— begin —

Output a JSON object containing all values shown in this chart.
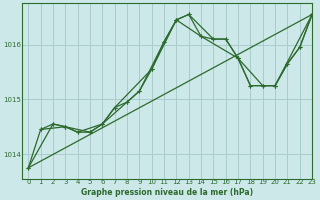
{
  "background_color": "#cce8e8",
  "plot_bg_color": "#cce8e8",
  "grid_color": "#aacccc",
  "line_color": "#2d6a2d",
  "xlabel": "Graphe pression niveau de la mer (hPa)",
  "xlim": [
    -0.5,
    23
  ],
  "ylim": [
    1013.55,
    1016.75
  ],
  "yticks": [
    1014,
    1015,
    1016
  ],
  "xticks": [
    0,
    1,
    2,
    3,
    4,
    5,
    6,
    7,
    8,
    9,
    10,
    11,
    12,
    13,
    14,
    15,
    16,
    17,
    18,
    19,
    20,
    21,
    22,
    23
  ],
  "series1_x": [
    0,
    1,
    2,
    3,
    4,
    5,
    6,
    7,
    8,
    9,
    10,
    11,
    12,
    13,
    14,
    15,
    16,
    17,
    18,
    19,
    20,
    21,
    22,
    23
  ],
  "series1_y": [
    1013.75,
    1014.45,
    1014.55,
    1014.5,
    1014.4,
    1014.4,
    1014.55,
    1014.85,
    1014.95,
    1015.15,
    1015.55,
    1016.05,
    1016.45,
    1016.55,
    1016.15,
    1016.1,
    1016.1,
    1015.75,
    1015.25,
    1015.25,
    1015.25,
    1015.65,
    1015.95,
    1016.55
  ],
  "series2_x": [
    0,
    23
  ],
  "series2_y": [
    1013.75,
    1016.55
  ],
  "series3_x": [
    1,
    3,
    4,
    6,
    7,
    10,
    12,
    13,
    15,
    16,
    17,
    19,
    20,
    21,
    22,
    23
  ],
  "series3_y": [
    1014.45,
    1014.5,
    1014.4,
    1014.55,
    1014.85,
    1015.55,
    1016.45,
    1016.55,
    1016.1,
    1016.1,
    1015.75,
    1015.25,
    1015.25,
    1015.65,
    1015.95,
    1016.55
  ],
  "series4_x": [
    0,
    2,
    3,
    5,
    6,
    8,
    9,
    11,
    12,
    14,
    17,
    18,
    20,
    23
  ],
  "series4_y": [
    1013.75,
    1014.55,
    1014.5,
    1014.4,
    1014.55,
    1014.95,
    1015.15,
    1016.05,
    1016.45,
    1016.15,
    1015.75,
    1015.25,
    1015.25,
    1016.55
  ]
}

— end —

## Request
Make an exact copy of the data above, pictures excluded.

## Answer to this task
Output a JSON object containing all values shown in this chart.
{
  "background_color": "#cce8e8",
  "plot_bg_color": "#cce8e8",
  "grid_color": "#aacccc",
  "line_color": "#2d6a2d",
  "xlabel": "Graphe pression niveau de la mer (hPa)",
  "xlim": [
    -0.5,
    23
  ],
  "ylim": [
    1013.55,
    1016.75
  ],
  "yticks": [
    1014,
    1015,
    1016
  ],
  "xticks": [
    0,
    1,
    2,
    3,
    4,
    5,
    6,
    7,
    8,
    9,
    10,
    11,
    12,
    13,
    14,
    15,
    16,
    17,
    18,
    19,
    20,
    21,
    22,
    23
  ],
  "series1_x": [
    0,
    1,
    2,
    3,
    4,
    5,
    6,
    7,
    8,
    9,
    10,
    11,
    12,
    13,
    14,
    15,
    16,
    17,
    18,
    19,
    20,
    21,
    22,
    23
  ],
  "series1_y": [
    1013.75,
    1014.45,
    1014.55,
    1014.5,
    1014.4,
    1014.4,
    1014.55,
    1014.85,
    1014.95,
    1015.15,
    1015.55,
    1016.05,
    1016.45,
    1016.55,
    1016.15,
    1016.1,
    1016.1,
    1015.75,
    1015.25,
    1015.25,
    1015.25,
    1015.65,
    1015.95,
    1016.55
  ],
  "series2_x": [
    0,
    23
  ],
  "series2_y": [
    1013.75,
    1016.55
  ],
  "series3_x": [
    1,
    3,
    4,
    6,
    7,
    10,
    12,
    13,
    15,
    16,
    17,
    19,
    20,
    21,
    22,
    23
  ],
  "series3_y": [
    1014.45,
    1014.5,
    1014.4,
    1014.55,
    1014.85,
    1015.55,
    1016.45,
    1016.55,
    1016.1,
    1016.1,
    1015.75,
    1015.25,
    1015.25,
    1015.65,
    1015.95,
    1016.55
  ],
  "series4_x": [
    0,
    2,
    3,
    5,
    6,
    8,
    9,
    11,
    12,
    14,
    17,
    18,
    20,
    23
  ],
  "series4_y": [
    1013.75,
    1014.55,
    1014.5,
    1014.4,
    1014.55,
    1014.95,
    1015.15,
    1016.05,
    1016.45,
    1016.15,
    1015.75,
    1015.25,
    1015.25,
    1016.55
  ]
}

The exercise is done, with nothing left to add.